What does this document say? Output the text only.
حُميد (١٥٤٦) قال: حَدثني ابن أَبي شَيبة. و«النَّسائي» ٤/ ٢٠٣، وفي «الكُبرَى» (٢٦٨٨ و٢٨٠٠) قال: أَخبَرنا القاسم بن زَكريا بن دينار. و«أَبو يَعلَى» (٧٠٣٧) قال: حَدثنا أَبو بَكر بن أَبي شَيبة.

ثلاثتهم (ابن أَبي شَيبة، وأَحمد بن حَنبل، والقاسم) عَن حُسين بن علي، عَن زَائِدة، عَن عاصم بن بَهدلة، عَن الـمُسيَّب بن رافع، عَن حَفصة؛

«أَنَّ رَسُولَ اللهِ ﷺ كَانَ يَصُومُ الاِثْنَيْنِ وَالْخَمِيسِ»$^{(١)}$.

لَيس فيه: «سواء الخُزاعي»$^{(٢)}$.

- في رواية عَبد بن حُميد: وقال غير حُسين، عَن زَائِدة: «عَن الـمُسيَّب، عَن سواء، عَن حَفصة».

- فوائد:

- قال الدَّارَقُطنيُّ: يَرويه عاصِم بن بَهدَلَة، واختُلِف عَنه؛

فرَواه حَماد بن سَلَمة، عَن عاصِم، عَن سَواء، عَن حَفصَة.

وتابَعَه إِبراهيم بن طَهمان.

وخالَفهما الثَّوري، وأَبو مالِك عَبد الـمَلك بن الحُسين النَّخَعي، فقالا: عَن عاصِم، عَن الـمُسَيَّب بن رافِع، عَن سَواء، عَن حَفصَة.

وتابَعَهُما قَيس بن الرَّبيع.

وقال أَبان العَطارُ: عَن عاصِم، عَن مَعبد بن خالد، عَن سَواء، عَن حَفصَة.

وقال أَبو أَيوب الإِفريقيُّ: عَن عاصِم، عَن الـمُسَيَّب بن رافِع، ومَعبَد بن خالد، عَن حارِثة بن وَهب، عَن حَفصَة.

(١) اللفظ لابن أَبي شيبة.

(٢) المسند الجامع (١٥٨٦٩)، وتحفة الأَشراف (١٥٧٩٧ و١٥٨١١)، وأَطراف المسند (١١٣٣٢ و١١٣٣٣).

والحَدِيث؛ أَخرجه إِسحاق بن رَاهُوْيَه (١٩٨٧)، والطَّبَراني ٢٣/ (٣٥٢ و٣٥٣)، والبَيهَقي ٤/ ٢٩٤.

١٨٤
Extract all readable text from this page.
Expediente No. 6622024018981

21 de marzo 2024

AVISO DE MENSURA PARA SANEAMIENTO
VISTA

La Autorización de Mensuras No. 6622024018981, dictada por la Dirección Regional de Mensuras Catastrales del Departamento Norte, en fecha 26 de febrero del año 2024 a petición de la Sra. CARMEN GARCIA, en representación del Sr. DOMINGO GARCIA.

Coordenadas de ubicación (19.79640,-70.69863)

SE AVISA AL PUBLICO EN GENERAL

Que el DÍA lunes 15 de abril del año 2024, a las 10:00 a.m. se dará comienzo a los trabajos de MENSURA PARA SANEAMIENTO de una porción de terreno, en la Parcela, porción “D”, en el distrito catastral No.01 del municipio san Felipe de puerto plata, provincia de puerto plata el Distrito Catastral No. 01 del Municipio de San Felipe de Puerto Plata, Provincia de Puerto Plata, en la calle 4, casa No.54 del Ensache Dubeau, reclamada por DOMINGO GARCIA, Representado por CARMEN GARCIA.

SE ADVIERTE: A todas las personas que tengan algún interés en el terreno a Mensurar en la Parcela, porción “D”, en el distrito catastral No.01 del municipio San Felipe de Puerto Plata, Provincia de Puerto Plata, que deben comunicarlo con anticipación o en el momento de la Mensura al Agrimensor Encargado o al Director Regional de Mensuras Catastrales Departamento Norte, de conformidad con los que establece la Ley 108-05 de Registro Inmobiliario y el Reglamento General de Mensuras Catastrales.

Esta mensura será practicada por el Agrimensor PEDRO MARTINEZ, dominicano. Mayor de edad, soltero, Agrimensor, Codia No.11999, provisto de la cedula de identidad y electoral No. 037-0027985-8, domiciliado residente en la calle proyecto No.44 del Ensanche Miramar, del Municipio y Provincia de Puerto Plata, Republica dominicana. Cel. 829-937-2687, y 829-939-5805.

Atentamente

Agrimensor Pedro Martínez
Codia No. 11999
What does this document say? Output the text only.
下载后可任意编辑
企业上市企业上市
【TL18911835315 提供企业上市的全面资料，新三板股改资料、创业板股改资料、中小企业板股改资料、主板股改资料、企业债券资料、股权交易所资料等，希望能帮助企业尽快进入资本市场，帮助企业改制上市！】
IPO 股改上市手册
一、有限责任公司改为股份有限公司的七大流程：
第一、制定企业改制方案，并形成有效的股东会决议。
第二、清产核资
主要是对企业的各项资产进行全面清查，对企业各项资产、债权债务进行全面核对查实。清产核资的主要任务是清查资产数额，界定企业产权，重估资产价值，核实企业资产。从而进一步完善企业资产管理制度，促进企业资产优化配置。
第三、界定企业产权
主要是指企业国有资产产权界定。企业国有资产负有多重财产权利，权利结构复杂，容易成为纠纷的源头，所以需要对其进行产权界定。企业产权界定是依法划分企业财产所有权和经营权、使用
□ □ □
▸ **Exercise task**:
Retype all of the material, keeping each line exact.

▸ **Result for this exercise**:
What does this document say? Output the text only.
حُميد (١٥٤٦) قال: حَدثني ابن أَبي شَيبة. و«النَّسائي» ٤/ ٢٠٣، وفي «الكُبرَى» (٢٦٨٨ و٢٨٠٠) قال: أَخبَرنا القاسم بن زَكريا بن دينار. و«أَبو يَعلَى» (٧٠٣٧) قال: حَدثنا أَبو بَكر بن أَبي شَيبة.

ثلاثتهم (ابن أَبي شَيبة، وأَحمد بن حَنبل، والقاسم) عَن حُسين بن علي، عَن زَائِدة، عَن عاصم بن بَهدلة، عَن الـمُسيَّب بن رافع، عَن حَفصة؛

«أَنَّ رَسُولَ اللهِ ﷺ كَانَ يَصُومُ الاِثْنَيْنِ وَالْخَمِيسِ»$^{(١)}$.

لَيس فيه: «سواء الخُزاعي»$^{(٢)}$.

- في رواية عَبد بن حُميد: وقال غير حُسين، عَن زَائِدة: «عَن الـمُسيَّب، عَن سواء، عَن حَفصة».

- فوائد:

- قال الدَّارَقُطنيُّ: يَرويه عاصِم بن بَهدَلَة، واختُلِف عَنه؛

فرَواه حَماد بن سَلَمة، عَن عاصِم، عَن سَواء، عَن حَفصَة.

وتابَعَه إِبراهيم بن طَهمان.

وخالَفهما الثَّوري، وأَبو مالِك عَبد الـمَلك بن الحُسين النَّخَعي، فقالا: عَن عاصِم، عَن الـمُسَيَّب بن رافِع، عَن سَواء، عَن حَفصَة.

وتابَعَهُما قَيس بن الرَّبيع.

وقال أَبان العَطارُ: عَن عاصِم، عَن مَعبد بن خالد، عَن سَواء، عَن حَفصَة.

وقال أَبو أَيوب الإِفريقيُّ: عَن عاصِم، عَن الـمُسَيَّب بن رافِع، ومَعبَد بن خالد، عَن حارِثة بن وَهب، عَن حَفصَة.

(١) اللفظ لابن أَبي شيبة.

(٢) المسند الجامع (١٥٨٦٩)، وتحفة الأَشراف (١٥٧٩٧ و١٥٨١١)، وأَطراف المسند (١١٣٣٢ و١١٣٣٣).

والحَدِيث؛ أَخرجه إِسحاق بن رَاهُوْيَه (١٩٨٧)، والطَّبَراني ٢٣/ (٣٥٢ و٣٥٣)، والبَيهَقي ٤/ ٢٩٤.

١٨٤
Extract all readable text from this page.
Expediente No. 6622024018981

21 de marzo 2024

AVISO DE MENSURA PARA SANEAMIENTO
VISTA

La Autorización de Mensuras No. 6622024018981, dictada por la Dirección Regional de Mensuras Catastrales del Departamento Norte, en fecha 26 de febrero del año 2024 a petición de la Sra. CARMEN GARCIA, en representación del Sr. DOMINGO GARCIA.

Coordenadas de ubicación (19.79640,-70.69863)

SE AVISA AL PUBLICO EN GENERAL

Que el DÍA lunes 15 de abril del año 2024, a las 10:00 a.m. se dará comienzo a los trabajos de MENSURA PARA SANEAMIENTO de una porción de terreno, en la Parcela, porción “D”, en el distrito catastral No.01 del municipio san Felipe de puerto plata, provincia de puerto plata el Distrito Catastral No. 01 del Municipio de San Felipe de Puerto Plata, Provincia de Puerto Plata, en la calle 4, casa No.54 del Ensache Dubeau, reclamada por DOMINGO GARCIA, Representado por CARMEN GARCIA.

SE ADVIERTE: A todas las personas que tengan algún interés en el terreno a Mensurar en la Parcela, porción “D”, en el distrito catastral No.01 del municipio San Felipe de Puerto Plata, Provincia de Puerto Plata, que deben comunicarlo con anticipación o en el momento de la Mensura al Agrimensor Encargado o al Director Regional de Mensuras Catastrales Departamento Norte, de conformidad con los que establece la Ley 108-05 de Registro Inmobiliario y el Reglamento General de Mensuras Catastrales.

Esta mensura será practicada por el Agrimensor PEDRO MARTINEZ, dominicano. Mayor de edad, soltero, Agrimensor, Codia No.11999, provisto de la cedula de identidad y electoral No. 037-0027985-8, domiciliado residente en la calle proyecto No.44 del Ensanche Miramar, del Municipio y Provincia de Puerto Plata, Republica dominicana. Cel. 829-937-2687, y 829-939-5805.

Atentamente

Agrimensor Pedro Martínez
Codia No. 11999
What does this document say? Output the text only.
下载后可任意编辑
企业上市企业上市
【TL18911835315 提供企业上市的全面资料，新三板股改资料、创业板股改资料、中小企业板股改资料、主板股改资料、企业债券资料、股权交易所资料等，希望能帮助企业尽快进入资本市场，帮助企业改制上市！】
IPO 股改上市手册
一、有限责任公司改为股份有限公司的七大流程：
第一、制定企业改制方案，并形成有效的股东会决议。
第二、清产核资
主要是对企业的各项资产进行全面清查，对企业各项资产、债权债务进行全面核对查实。清产核资的主要任务是清查资产数额，界定企业产权，重估资产价值，核实企业资产。从而进一步完善企业资产管理制度，促进企业资产优化配置。
第三、界定企业产权
主要是指企业国有资产产权界定。企业国有资产负有多重财产权利，权利结构复杂，容易成为纠纷的源头，所以需要对其进行产权界定。企业产权界定是依法划分企业财产所有权和经营权、使用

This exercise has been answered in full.